## start SOURCE

Title:What's all this fuss about 'sax and violins'?
Notice:Archived V1 - Current conference is QUARK::HUMAN_RELATIONS
Moderator:ELESYS::JASNIEWSKI
Created:Fri May 09 1986
Last Modified:Wed Jun 26 1996
Last Successful Update:Fri Jun 06 1997
Number of topics:1327
Total number of notes:28298

1049.0. "Help needed for my girlfriend" by RTOEU::TVANDIJCK () Tue Jul 31 1990 11:06

    I'm trying to help someone who is not working for Digital.
    She is my girlfriend, 27 years old and has made a very
    bad experience with her last relationship.
    
    Knowing now that she has to look for Mr. Right and not
    staying anymore with Mr. Wrong she joined a marriage
    broker.
    
    On the first date she met a nice man of her age but he
    obviously didn't like her as much as she liked him.

## end SOURCE

DIRECTIVE A –
In the conference excerpt:
(i) On what date was the conference created?
(ii) How old is the poster's girlfriend?
(iii) What is the total number of notes?
DIRECTIVE B –
According to the conference excerpt, why did the poster's girlfriend join a marriage broker?
DIRECTIVE C –
Reproduce the passage from the conference excerpt, starting with "Knowing now that" and going on through "she liked him.".

## start RECORD LIST

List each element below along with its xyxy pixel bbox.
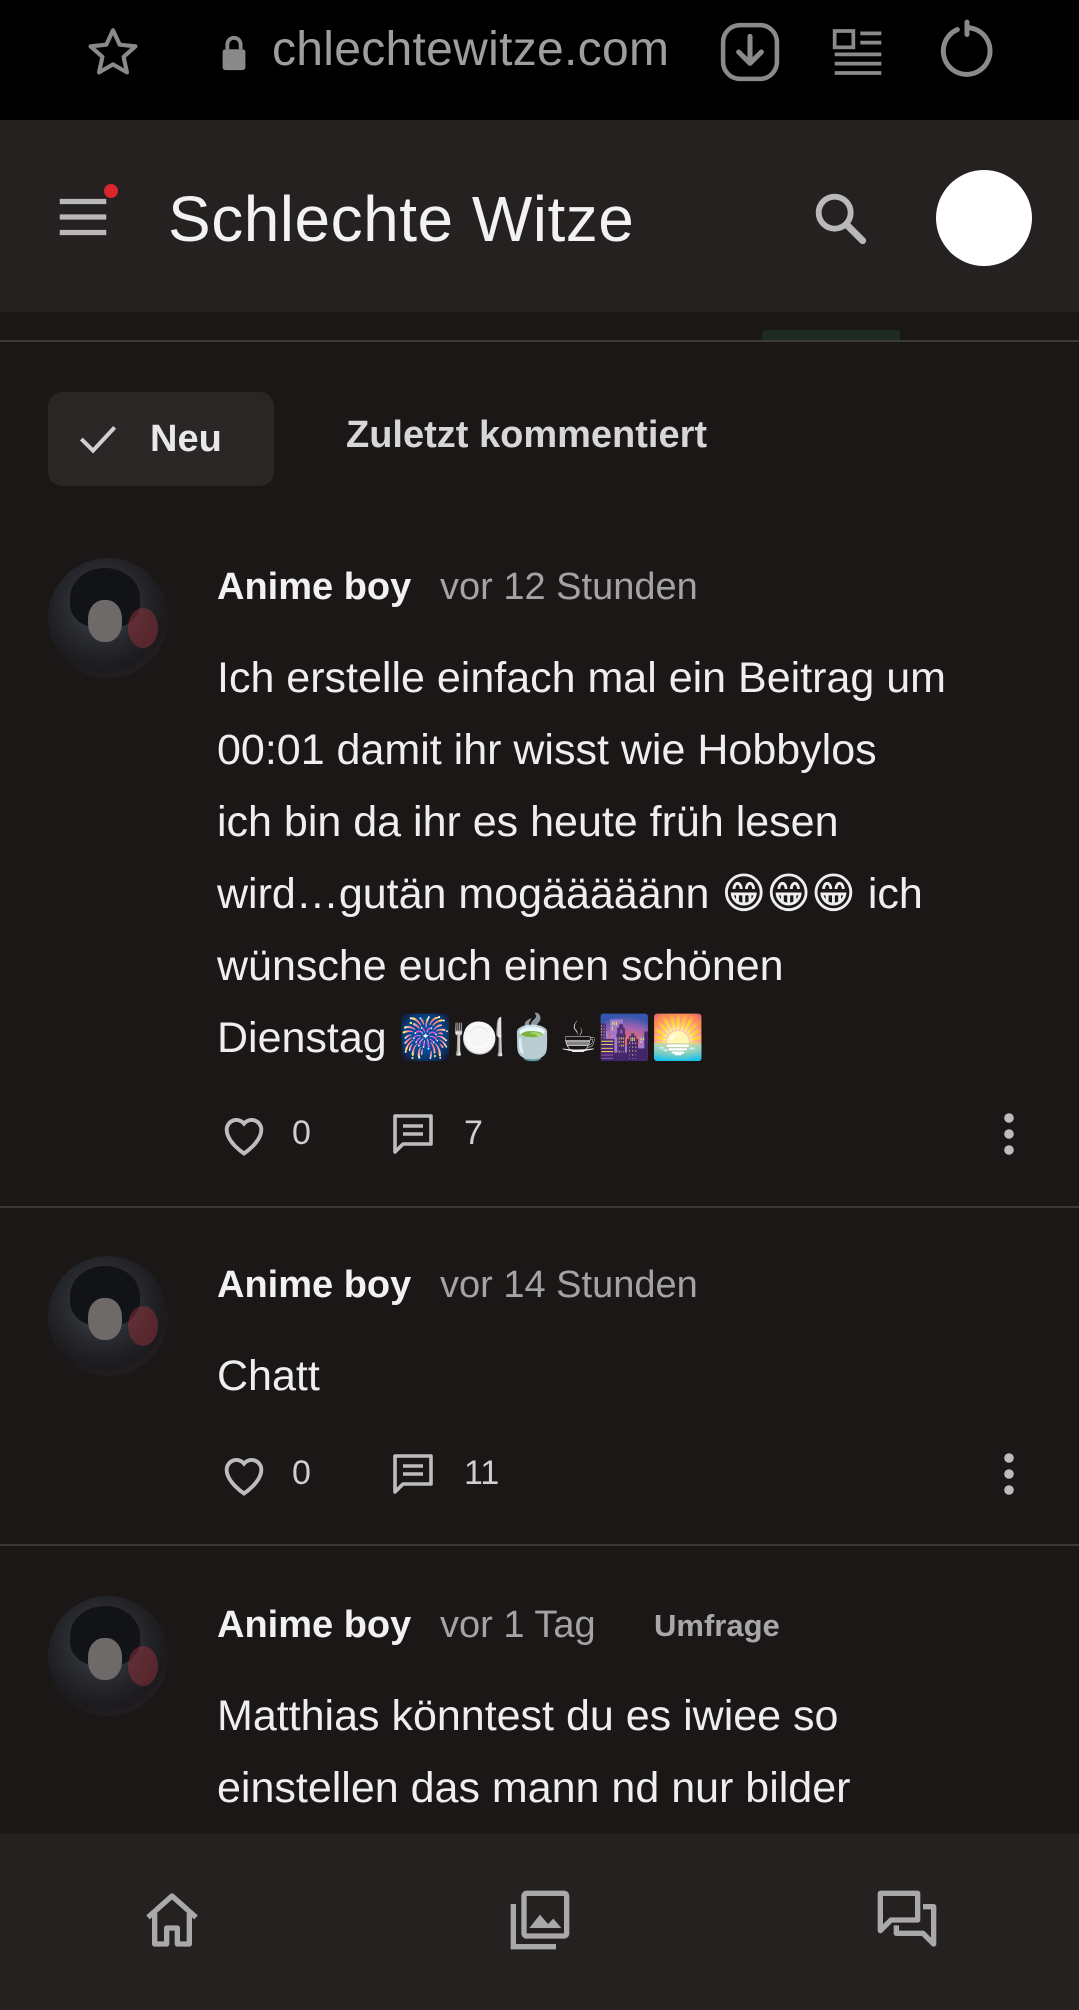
post-text[interactable]: Matthias könntest du es iwiee so einstel…: [217, 1680, 1037, 1824]
header-accent: [762, 330, 900, 340]
like-count: 0: [292, 1454, 311, 1492]
reader-mode-icon[interactable]: [830, 24, 886, 80]
avatar[interactable]: [48, 558, 168, 678]
post-author[interactable]: Anime boy: [217, 1264, 411, 1307]
comment-icon[interactable]: [388, 1110, 438, 1158]
avatar[interactable]: [48, 1256, 168, 1376]
download-icon[interactable]: [716, 18, 784, 86]
filter-chip-zuletzt-kommentiert[interactable]: Zuletzt kommentiert: [346, 414, 707, 457]
like-count: 0: [292, 1114, 311, 1152]
lock-icon: [222, 35, 246, 71]
divider: [0, 340, 1079, 342]
url-text[interactable]: chlechtewitze.com: [272, 22, 669, 77]
browser-address-bar: chlechtewitze.com: [0, 0, 1079, 120]
post-text[interactable]: Chatt: [217, 1340, 1037, 1412]
filter-chip-neu[interactable]: Neu: [48, 392, 274, 486]
divider: [0, 1544, 1079, 1546]
post-author[interactable]: Anime boy: [217, 1604, 411, 1647]
avatar[interactable]: [48, 1596, 168, 1716]
post-time: vor 1 Tag: [440, 1604, 596, 1646]
home-icon[interactable]: [140, 1888, 204, 1952]
comment-count: 7: [464, 1114, 483, 1152]
post-time: vor 14 Stunden: [440, 1264, 698, 1306]
chat-icon[interactable]: [874, 1888, 940, 1952]
star-icon[interactable]: [82, 22, 144, 84]
notification-dot: [104, 184, 118, 198]
user-avatar[interactable]: [936, 170, 1032, 266]
heart-icon[interactable]: [218, 1110, 270, 1158]
search-icon[interactable]: [808, 186, 872, 250]
heart-icon[interactable]: [218, 1450, 270, 1498]
check-icon: [79, 425, 117, 454]
bottom-navigation: [0, 1834, 1079, 2010]
post-time: vor 12 Stunden: [440, 566, 698, 608]
post-author[interactable]: Anime boy: [217, 566, 411, 609]
gallery-icon[interactable]: [508, 1888, 572, 1952]
divider: [0, 1206, 1079, 1208]
reload-icon[interactable]: [934, 18, 1000, 84]
more-options-icon[interactable]: [996, 1110, 1022, 1158]
more-options-icon[interactable]: [996, 1450, 1022, 1498]
filter-chip-label: Neu: [150, 418, 222, 460]
page-title: Schlechte Witze: [168, 183, 635, 255]
poll-badge: Umfrage: [654, 1608, 780, 1643]
comment-icon[interactable]: [388, 1450, 438, 1498]
comment-count: 11: [464, 1454, 500, 1492]
post-text[interactable]: Ich erstelle einfach mal ein Beitrag um …: [217, 642, 1037, 1074]
app-header: Schlechte Witze: [0, 120, 1079, 312]
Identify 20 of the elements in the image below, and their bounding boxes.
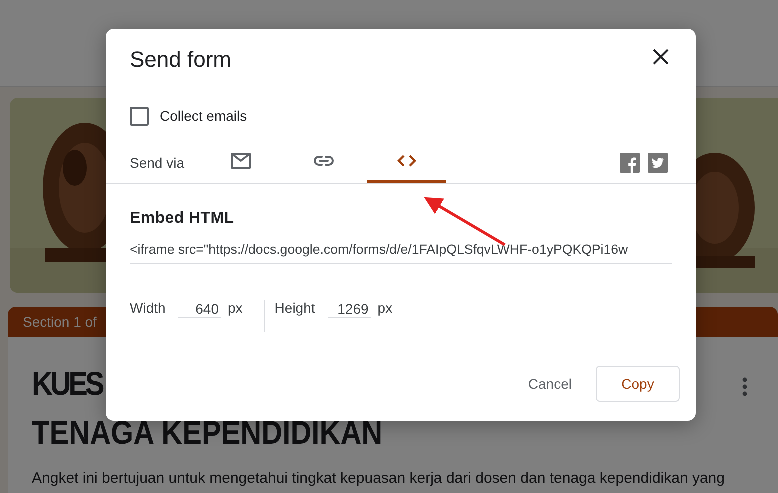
embed-heading: Embed HTML xyxy=(130,210,236,228)
checkbox-label: Collect emails xyxy=(160,108,248,124)
form-title-line: TENAGA KEPENDIDIKAN xyxy=(32,413,383,453)
copy-button[interactable]: Copy xyxy=(596,366,680,402)
unit-label: px xyxy=(228,300,243,316)
unit-label: px xyxy=(378,300,393,316)
dialog-title: Send form xyxy=(130,47,232,73)
send-via-label: Send via xyxy=(130,154,186,170)
collect-emails-checkbox[interactable] xyxy=(130,106,149,126)
embed-code-field[interactable]: <iframe src="https://docs.google.com/forms/d/e/1FAIpQLSfqvLWHF-o1yPQKQPi16w xyxy=(130,239,672,264)
form-description: Angket ini bertujuan untuk mengetahui tingkat kepuasan kerja dari dosen dan tenaga kependidikan yang xyxy=(32,470,726,487)
width-field[interactable]: 640 xyxy=(178,298,221,318)
height-field[interactable]: 1269 xyxy=(328,298,371,318)
twitter-icon[interactable] xyxy=(648,152,668,172)
more-icon[interactable] xyxy=(742,377,748,397)
facebook-icon[interactable] xyxy=(620,152,640,172)
form-title-line: KUES xyxy=(32,364,102,404)
width-label: Width xyxy=(130,300,167,316)
close-icon[interactable] xyxy=(652,48,670,66)
height-label: Height xyxy=(274,300,316,316)
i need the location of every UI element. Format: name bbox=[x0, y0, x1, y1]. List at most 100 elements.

## end RECORD LIST

FINAL ANSWER A –
(i) Fri May 09 1986
(ii) 27 years old
(iii) 28298

FINAL ANSWER B –
She had a very bad experience with her last relationship. She now knows she has to look for Mr. Right instead of staying with Mr. Wrong, so she joined a marriage broker.

FINAL ANSWER C –
Knowing now that she has to look for Mr. Right and not
    staying anymore with Mr. Wrong she joined a marriage
    broker.
    
    On the first date she met a nice man of her age but he
    obviously didn't like her as much as she liked him.